>> start Given information
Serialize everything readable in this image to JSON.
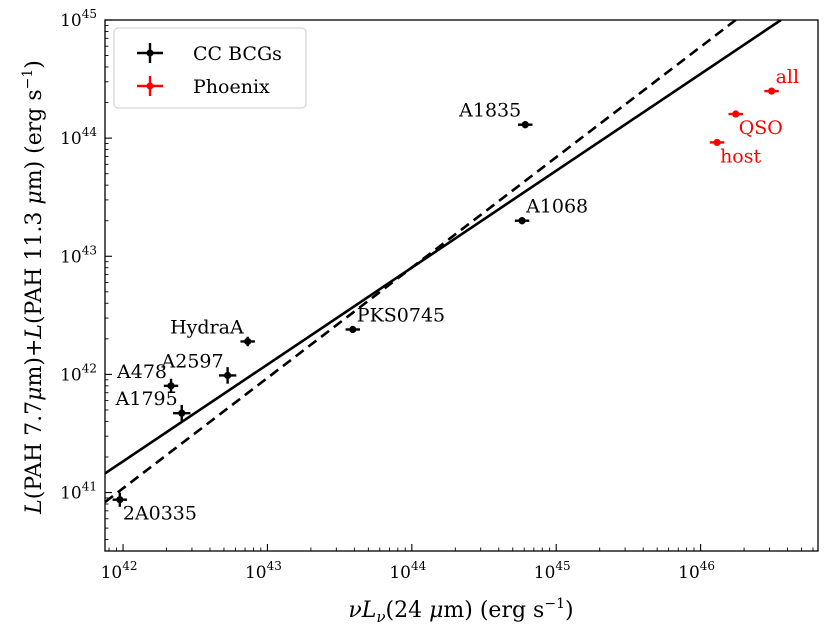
{
  "chart_data": {
    "type": "scatter",
    "xscale": "log",
    "yscale": "log",
    "xlim": [
      7.5e+41,
      6.5e+46
    ],
    "ylim": [
      3.2e+40,
      1e+45
    ],
    "xlabel": "νLν(24 μm) (erg s⁻¹)",
    "ylabel": "L(PAH 7.7μm)+L(PAH 11.3 μm) (erg s⁻¹)",
    "xticks": [
      {
        "value": 1e+42,
        "base": "10",
        "exp": "42"
      },
      {
        "value": 1e+43,
        "base": "10",
        "exp": "43"
      },
      {
        "value": 1e+44,
        "base": "10",
        "exp": "44"
      },
      {
        "value": 1e+45,
        "base": "10",
        "exp": "45"
      },
      {
        "value": 1e+46,
        "base": "10",
        "exp": "46"
      }
    ],
    "yticks": [
      {
        "value": 1e+41,
        "base": "10",
        "exp": "41"
      },
      {
        "value": 1e+42,
        "base": "10",
        "exp": "42"
      },
      {
        "value": 1e+43,
        "base": "10",
        "exp": "43"
      },
      {
        "value": 1e+44,
        "base": "10",
        "exp": "44"
      },
      {
        "value": 1e+45,
        "base": "10",
        "exp": "45"
      }
    ],
    "legend": {
      "placement": "top-left",
      "entries": [
        {
          "label": "CC BCGs",
          "color": "#000000"
        },
        {
          "label": "Phoenix",
          "color": "#ff0000"
        }
      ]
    },
    "series": [
      {
        "name": "CC BCGs",
        "color": "#000000",
        "points": [
          {
            "label": "2A0335",
            "x": 9.5e+41,
            "y": 8.7e+40,
            "xerr": 0.05,
            "yerr": 0.06,
            "anchor": "below-right"
          },
          {
            "label": "A478",
            "x": 2.15e+42,
            "y": 8e+41,
            "xerr": 0.05,
            "yerr": 0.06,
            "anchor": "above-left"
          },
          {
            "label": "A1795",
            "x": 2.55e+42,
            "y": 4.7e+41,
            "xerr": 0.06,
            "yerr": 0.07,
            "anchor": "above-left"
          },
          {
            "label": "A2597",
            "x": 5.3e+42,
            "y": 9.8e+41,
            "xerr": 0.06,
            "yerr": 0.07,
            "anchor": "above-left"
          },
          {
            "label": "HydraA",
            "x": 7.3e+42,
            "y": 1.9e+42,
            "xerr": 0.05,
            "yerr": 0.04,
            "anchor": "above-left"
          },
          {
            "label": "PKS0745",
            "x": 3.9e+43,
            "y": 2.4e+42,
            "xerr": 0.05,
            "yerr": 0.03,
            "anchor": "above-right"
          },
          {
            "label": "A1835",
            "x": 6.1e+44,
            "y": 1.3e+44,
            "xerr": 0.05,
            "yerr": 0.03,
            "anchor": "above-left"
          },
          {
            "label": "A1068",
            "x": 5.8e+44,
            "y": 2e+43,
            "xerr": 0.05,
            "yerr": 0.03,
            "anchor": "above-right"
          }
        ]
      },
      {
        "name": "Phoenix",
        "color": "#ff0000",
        "points": [
          {
            "label": "all",
            "x": 3.1e+46,
            "y": 2.5e+44,
            "xerr": 0.05,
            "yerr": 0.0,
            "anchor": "above-right"
          },
          {
            "label": "QSO",
            "x": 1.75e+46,
            "y": 1.6e+44,
            "xerr": 0.05,
            "yerr": 0.0,
            "anchor": "below-right"
          },
          {
            "label": "host",
            "x": 1.3e+46,
            "y": 9.2e+43,
            "xerr": 0.05,
            "yerr": 0.0,
            "anchor": "below-right"
          }
        ]
      }
    ],
    "lines": [
      {
        "name": "fit-solid",
        "style": "solid",
        "points": [
          [
            7.5e+41,
            1.45e+41
          ],
          [
            3.6e+46,
            1e+45
          ]
        ]
      },
      {
        "name": "fit-dashed",
        "style": "dashed",
        "points": [
          [
            7.5e+41,
            8.3e+40
          ],
          [
            1.75e+46,
            1e+45
          ]
        ]
      }
    ]
  }
}
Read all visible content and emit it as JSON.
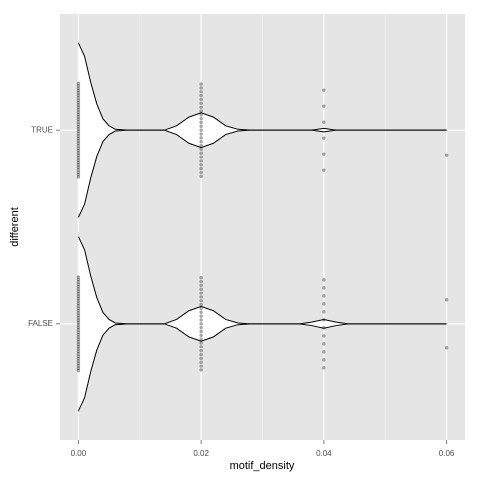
>> end Given information
Repeat each entry precisely as it appears. Leave the pictures out.

→ Full answer:
Serialize everything readable in this image to JSON.
{
  "chart_data": {
    "type": "scatter",
    "xscale": "log",
    "yscale": "log",
    "xlim": [
      7.5e+41,
      6.5e+46
    ],
    "ylim": [
      3.2e+40,
      1e+45
    ],
    "xlabel": "νLν(24 μm) (erg s⁻¹)",
    "ylabel": "L(PAH 7.7μm)+L(PAH 11.3 μm) (erg s⁻¹)",
    "xticks": [
      {
        "value": 1e+42,
        "base": "10",
        "exp": "42"
      },
      {
        "value": 1e+43,
        "base": "10",
        "exp": "43"
      },
      {
        "value": 1e+44,
        "base": "10",
        "exp": "44"
      },
      {
        "value": 1e+45,
        "base": "10",
        "exp": "45"
      },
      {
        "value": 1e+46,
        "base": "10",
        "exp": "46"
      }
    ],
    "yticks": [
      {
        "value": 1e+41,
        "base": "10",
        "exp": "41"
      },
      {
        "value": 1e+42,
        "base": "10",
        "exp": "42"
      },
      {
        "value": 1e+43,
        "base": "10",
        "exp": "43"
      },
      {
        "value": 1e+44,
        "base": "10",
        "exp": "44"
      },
      {
        "value": 1e+45,
        "base": "10",
        "exp": "45"
      }
    ],
    "legend": {
      "placement": "top-left",
      "entries": [
        {
          "label": "CC BCGs",
          "color": "#000000"
        },
        {
          "label": "Phoenix",
          "color": "#ff0000"
        }
      ]
    },
    "series": [
      {
        "name": "CC BCGs",
        "color": "#000000",
        "points": [
          {
            "label": "2A0335",
            "x": 9.5e+41,
            "y": 8.7e+40,
            "xerr": 0.05,
            "yerr": 0.06,
            "anchor": "below-right"
          },
          {
            "label": "A478",
            "x": 2.15e+42,
            "y": 8e+41,
            "xerr": 0.05,
            "yerr": 0.06,
            "anchor": "above-left"
          },
          {
            "label": "A1795",
            "x": 2.55e+42,
            "y": 4.7e+41,
            "xerr": 0.06,
            "yerr": 0.07,
            "anchor": "above-left"
          },
          {
            "label": "A2597",
            "x": 5.3e+42,
            "y": 9.8e+41,
            "xerr": 0.06,
            "yerr": 0.07,
            "anchor": "above-left"
          },
          {
            "label": "HydraA",
            "x": 7.3e+42,
            "y": 1.9e+42,
            "xerr": 0.05,
            "yerr": 0.04,
            "anchor": "above-left"
          },
          {
            "label": "PKS0745",
            "x": 3.9e+43,
            "y": 2.4e+42,
            "xerr": 0.05,
            "yerr": 0.03,
            "anchor": "above-right"
          },
          {
            "label": "A1835",
            "x": 6.1e+44,
            "y": 1.3e+44,
            "xerr": 0.05,
            "yerr": 0.03,
            "anchor": "above-left"
          },
          {
            "label": "A1068",
            "x": 5.8e+44,
            "y": 2e+43,
            "xerr": 0.05,
            "yerr": 0.03,
            "anchor": "above-right"
          }
        ]
      },
      {
        "name": "Phoenix",
        "color": "#ff0000",
        "points": [
          {
            "label": "all",
            "x": 3.1e+46,
            "y": 2.5e+44,
            "xerr": 0.05,
            "yerr": 0.0,
            "anchor": "above-right"
          },
          {
            "label": "QSO",
            "x": 1.75e+46,
            "y": 1.6e+44,
            "xerr": 0.05,
            "yerr": 0.0,
            "anchor": "below-right"
          },
          {
            "label": "host",
            "x": 1.3e+46,
            "y": 9.2e+43,
            "xerr": 0.05,
            "yerr": 0.0,
            "anchor": "below-right"
          }
        ]
      }
    ],
    "lines": [
      {
        "name": "fit-solid",
        "style": "solid",
        "points": [
          [
            7.5e+41,
            1.45e+41
          ],
          [
            3.6e+46,
            1e+45
          ]
        ]
      },
      {
        "name": "fit-dashed",
        "style": "dashed",
        "points": [
          [
            7.5e+41,
            8.3e+40
          ],
          [
            1.75e+46,
            1e+45
          ]
        ]
      }
    ]
  }
}
Read all visible content and emit it as JSON.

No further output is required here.